■ What is needed:
Work through the following lines and count those that hold the word "cement". Reply with that number only.

■ Task data:

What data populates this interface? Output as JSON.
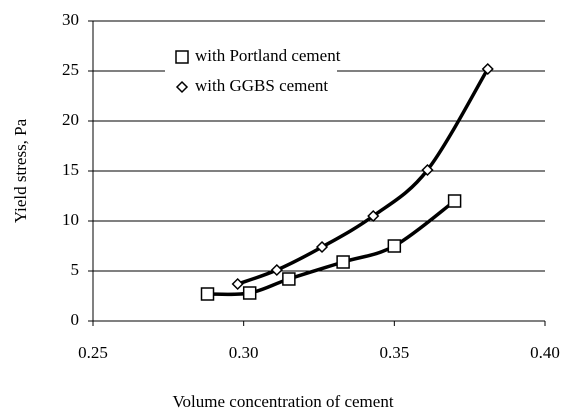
{
  "chart_data": {
    "type": "scatter",
    "xlabel": "Volume concentration of cement",
    "ylabel": "Yield stress, Pa",
    "xlim": [
      0.25,
      0.4
    ],
    "xticks": [
      0.25,
      {
        "value": 0.3,
        "label": "0.30"
      },
      0.35,
      {
        "value": 0.4,
        "label": "0.40"
      }
    ],
    "ylim": [
      0,
      30
    ],
    "yticks": [
      0,
      5,
      10,
      15,
      20,
      25,
      30
    ],
    "grid": true,
    "legend": "top",
    "series": [
      {
        "name": "with Portland cement",
        "marker": "square",
        "color": "#000000",
        "x": [
          0.288,
          0.302,
          0.315,
          0.333,
          0.35,
          0.37
        ],
        "values": [
          2.7,
          2.8,
          4.2,
          5.9,
          7.5,
          12.0
        ]
      },
      {
        "name": "with GGBS cement",
        "marker": "diamond",
        "color": "#000000",
        "x": [
          0.298,
          0.311,
          0.326,
          0.343,
          0.361,
          0.381
        ],
        "values": [
          3.7,
          5.1,
          7.4,
          10.5,
          15.1,
          25.2
        ]
      }
    ]
  }
}
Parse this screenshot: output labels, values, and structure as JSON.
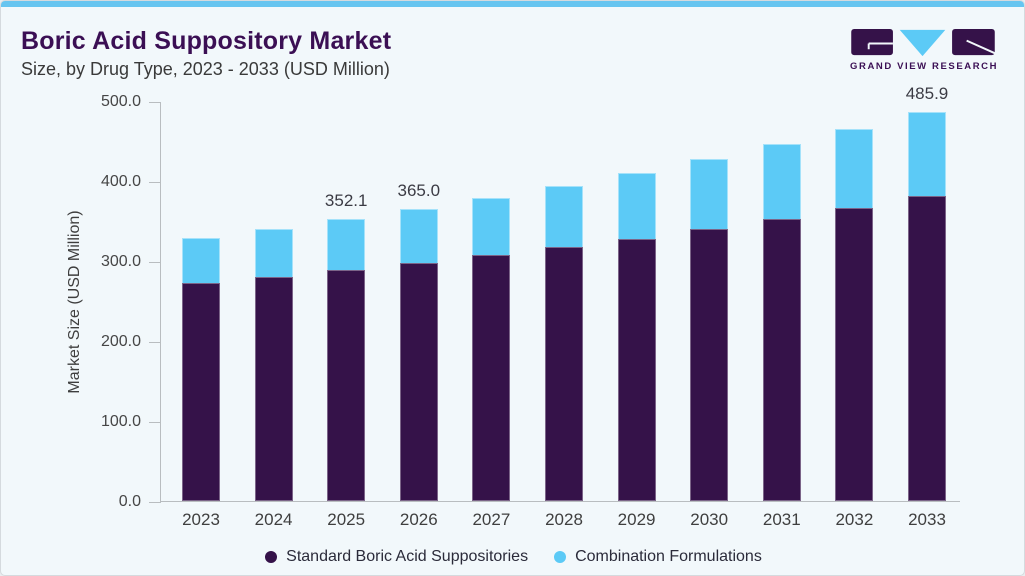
{
  "header": {
    "title": "Boric Acid Suppository Market",
    "subtitle": "Size, by Drug Type, 2023 - 2033 (USD Million)"
  },
  "logo": {
    "text": "GRAND VIEW RESEARCH"
  },
  "colors": {
    "standard_series": "#351249",
    "combination_series": "#5ccaf6",
    "accent_strip": "#67c5f0",
    "title_text": "#3b0f54",
    "card_background": "#f2f8fb",
    "axis_line": "#b9bdc0"
  },
  "chart_data": {
    "type": "bar",
    "stacked": true,
    "title": "Boric Acid Suppository Market Size, by Drug Type, 2023 - 2033 (USD Million)",
    "categories": [
      "2023",
      "2024",
      "2025",
      "2026",
      "2027",
      "2028",
      "2029",
      "2030",
      "2031",
      "2032",
      "2033"
    ],
    "series": [
      {
        "name": "Standard Boric Acid Suppositories",
        "color": "#351249",
        "values": [
          273,
          280,
          289,
          298,
          307,
          317,
          327,
          340,
          353,
          366,
          381
        ]
      },
      {
        "name": "Combination Formulations",
        "color": "#5ccaf6",
        "values": [
          56,
          60,
          63.1,
          67,
          71.8,
          76.5,
          83,
          87,
          93.5,
          99,
          104.9
        ]
      }
    ],
    "totals": [
      329,
      340,
      352.1,
      365.0,
      378.8,
      393.5,
      410,
      427,
      446.5,
      465,
      485.9
    ],
    "bar_labels": [
      "",
      "",
      "352.1",
      "365.0",
      "",
      "",
      "",
      "",
      "",
      "",
      "485.9"
    ],
    "xlabel": "",
    "ylabel": "Market Size (USD Million)",
    "ylim": [
      0,
      500
    ],
    "yticks": [
      "0.0",
      "100.0",
      "200.0",
      "300.0",
      "400.0",
      "500.0"
    ],
    "legend_position": "bottom",
    "grid": false
  }
}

■ Reply to the task:
3